#### [The request]
Copy out each line that includes the word "value".

Collected data entries
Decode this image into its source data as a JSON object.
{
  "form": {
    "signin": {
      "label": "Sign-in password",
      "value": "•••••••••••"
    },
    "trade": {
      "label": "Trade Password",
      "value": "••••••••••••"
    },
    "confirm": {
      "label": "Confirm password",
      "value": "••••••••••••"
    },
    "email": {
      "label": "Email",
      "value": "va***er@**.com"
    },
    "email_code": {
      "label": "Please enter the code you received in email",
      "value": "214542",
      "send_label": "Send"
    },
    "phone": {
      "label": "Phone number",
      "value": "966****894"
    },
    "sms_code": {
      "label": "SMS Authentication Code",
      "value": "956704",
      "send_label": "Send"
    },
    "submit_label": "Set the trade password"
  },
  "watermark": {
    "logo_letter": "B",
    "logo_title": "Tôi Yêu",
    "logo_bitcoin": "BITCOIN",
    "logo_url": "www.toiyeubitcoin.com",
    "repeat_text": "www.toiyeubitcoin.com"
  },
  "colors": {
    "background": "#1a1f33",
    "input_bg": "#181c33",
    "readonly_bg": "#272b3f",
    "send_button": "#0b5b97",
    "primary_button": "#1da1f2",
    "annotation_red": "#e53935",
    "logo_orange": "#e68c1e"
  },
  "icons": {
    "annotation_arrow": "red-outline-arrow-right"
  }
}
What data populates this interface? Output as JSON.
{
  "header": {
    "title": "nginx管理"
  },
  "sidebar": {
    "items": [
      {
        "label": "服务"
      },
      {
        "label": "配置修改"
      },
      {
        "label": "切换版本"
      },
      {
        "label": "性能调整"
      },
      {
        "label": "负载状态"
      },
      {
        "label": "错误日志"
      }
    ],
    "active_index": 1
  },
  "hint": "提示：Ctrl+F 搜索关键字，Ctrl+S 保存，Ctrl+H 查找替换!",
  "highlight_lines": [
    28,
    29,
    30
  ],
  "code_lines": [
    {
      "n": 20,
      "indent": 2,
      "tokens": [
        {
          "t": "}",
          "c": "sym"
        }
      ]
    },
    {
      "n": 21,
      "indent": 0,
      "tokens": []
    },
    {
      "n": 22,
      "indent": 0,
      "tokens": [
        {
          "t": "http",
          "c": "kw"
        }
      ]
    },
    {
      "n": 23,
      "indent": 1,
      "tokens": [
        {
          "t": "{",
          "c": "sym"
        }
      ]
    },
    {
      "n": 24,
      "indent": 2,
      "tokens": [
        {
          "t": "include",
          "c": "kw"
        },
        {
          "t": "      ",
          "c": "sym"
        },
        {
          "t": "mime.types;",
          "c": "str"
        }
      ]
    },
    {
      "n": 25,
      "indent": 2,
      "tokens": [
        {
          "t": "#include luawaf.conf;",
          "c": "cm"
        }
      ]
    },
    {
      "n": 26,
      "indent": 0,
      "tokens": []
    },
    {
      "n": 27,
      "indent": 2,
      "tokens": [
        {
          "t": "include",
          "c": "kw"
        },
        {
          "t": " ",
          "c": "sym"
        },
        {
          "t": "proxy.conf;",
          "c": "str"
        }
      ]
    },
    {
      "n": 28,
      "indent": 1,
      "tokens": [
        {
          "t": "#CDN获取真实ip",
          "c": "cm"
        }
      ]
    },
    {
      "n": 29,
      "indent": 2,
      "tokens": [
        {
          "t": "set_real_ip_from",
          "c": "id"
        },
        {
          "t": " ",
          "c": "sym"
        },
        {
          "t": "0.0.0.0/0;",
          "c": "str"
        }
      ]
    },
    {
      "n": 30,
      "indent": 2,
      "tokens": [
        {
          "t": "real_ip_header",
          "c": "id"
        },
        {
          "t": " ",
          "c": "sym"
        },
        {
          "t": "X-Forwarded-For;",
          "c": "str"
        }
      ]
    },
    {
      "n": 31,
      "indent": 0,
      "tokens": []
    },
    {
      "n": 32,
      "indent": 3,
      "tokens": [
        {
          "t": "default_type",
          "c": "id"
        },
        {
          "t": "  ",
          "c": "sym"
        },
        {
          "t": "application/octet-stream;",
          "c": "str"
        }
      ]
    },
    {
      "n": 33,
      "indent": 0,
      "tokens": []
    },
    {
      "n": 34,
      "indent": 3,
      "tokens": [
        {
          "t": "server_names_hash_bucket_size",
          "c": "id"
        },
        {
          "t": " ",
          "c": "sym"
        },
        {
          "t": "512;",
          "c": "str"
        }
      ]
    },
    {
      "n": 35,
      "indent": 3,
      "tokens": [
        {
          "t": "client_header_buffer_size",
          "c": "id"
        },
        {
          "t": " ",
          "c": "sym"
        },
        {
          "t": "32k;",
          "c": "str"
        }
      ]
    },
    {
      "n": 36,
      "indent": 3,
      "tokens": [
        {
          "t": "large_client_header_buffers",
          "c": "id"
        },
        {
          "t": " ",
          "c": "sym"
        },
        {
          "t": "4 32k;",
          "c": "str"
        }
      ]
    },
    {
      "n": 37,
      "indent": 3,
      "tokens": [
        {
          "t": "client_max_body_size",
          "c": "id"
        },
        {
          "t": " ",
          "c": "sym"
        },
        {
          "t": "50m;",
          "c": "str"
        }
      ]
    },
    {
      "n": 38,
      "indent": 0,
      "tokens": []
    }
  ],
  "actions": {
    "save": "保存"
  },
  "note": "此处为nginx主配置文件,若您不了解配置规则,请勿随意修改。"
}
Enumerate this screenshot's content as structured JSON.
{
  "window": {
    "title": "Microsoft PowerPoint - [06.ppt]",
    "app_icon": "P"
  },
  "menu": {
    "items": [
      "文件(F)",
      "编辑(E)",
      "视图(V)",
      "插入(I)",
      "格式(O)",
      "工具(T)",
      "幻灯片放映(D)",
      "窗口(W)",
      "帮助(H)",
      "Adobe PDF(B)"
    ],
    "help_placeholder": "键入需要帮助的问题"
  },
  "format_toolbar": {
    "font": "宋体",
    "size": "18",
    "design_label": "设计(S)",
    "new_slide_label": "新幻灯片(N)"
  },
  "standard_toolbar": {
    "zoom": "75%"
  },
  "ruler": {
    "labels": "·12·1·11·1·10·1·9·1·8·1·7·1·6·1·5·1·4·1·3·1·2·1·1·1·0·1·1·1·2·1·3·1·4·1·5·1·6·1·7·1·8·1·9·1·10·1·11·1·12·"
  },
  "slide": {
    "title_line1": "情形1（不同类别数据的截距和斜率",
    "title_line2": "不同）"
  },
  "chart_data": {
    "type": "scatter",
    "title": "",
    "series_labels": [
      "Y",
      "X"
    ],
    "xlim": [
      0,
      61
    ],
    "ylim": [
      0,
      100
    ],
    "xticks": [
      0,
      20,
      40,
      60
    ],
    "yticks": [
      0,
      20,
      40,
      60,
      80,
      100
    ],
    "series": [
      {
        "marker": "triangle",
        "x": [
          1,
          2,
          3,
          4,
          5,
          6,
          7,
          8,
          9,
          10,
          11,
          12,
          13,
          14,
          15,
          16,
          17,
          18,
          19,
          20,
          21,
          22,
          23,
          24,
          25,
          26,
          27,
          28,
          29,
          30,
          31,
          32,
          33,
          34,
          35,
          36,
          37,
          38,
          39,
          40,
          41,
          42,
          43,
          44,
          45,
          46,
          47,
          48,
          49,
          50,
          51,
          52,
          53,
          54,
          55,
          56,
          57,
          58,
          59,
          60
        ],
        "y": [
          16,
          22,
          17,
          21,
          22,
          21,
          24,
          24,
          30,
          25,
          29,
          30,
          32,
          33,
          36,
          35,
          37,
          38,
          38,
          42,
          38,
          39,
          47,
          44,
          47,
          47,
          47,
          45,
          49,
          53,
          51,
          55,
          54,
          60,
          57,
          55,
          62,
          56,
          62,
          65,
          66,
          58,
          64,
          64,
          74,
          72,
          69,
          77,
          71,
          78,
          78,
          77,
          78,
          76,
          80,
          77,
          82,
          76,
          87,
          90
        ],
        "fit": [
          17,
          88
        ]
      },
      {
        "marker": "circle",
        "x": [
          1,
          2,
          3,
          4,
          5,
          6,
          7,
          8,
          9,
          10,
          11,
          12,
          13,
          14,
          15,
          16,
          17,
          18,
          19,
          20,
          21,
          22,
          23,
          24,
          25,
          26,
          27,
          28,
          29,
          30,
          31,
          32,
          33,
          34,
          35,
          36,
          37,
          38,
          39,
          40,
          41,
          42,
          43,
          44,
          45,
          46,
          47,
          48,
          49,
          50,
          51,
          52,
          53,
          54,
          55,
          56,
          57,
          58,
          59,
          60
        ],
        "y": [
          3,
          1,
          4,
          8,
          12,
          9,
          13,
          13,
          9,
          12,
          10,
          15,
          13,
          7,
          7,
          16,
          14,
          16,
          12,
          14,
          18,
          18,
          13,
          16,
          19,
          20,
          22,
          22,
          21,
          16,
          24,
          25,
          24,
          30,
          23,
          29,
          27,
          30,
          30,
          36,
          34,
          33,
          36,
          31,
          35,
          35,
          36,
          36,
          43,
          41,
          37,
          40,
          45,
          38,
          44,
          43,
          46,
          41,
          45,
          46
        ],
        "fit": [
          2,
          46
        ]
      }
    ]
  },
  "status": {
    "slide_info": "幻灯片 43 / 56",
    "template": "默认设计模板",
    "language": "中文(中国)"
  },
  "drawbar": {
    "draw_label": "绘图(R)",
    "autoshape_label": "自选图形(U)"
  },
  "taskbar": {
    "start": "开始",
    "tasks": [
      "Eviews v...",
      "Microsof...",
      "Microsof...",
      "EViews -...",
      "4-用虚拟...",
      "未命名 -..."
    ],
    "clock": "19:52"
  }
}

#### [Task result]
      "value": "•••••••••••"
      "value": "••••••••••••"
      "value": "••••••••••••"
      "value": "va***er@**.com"
      "value": "214542",
      "value": "966****894"
      "value": "956704",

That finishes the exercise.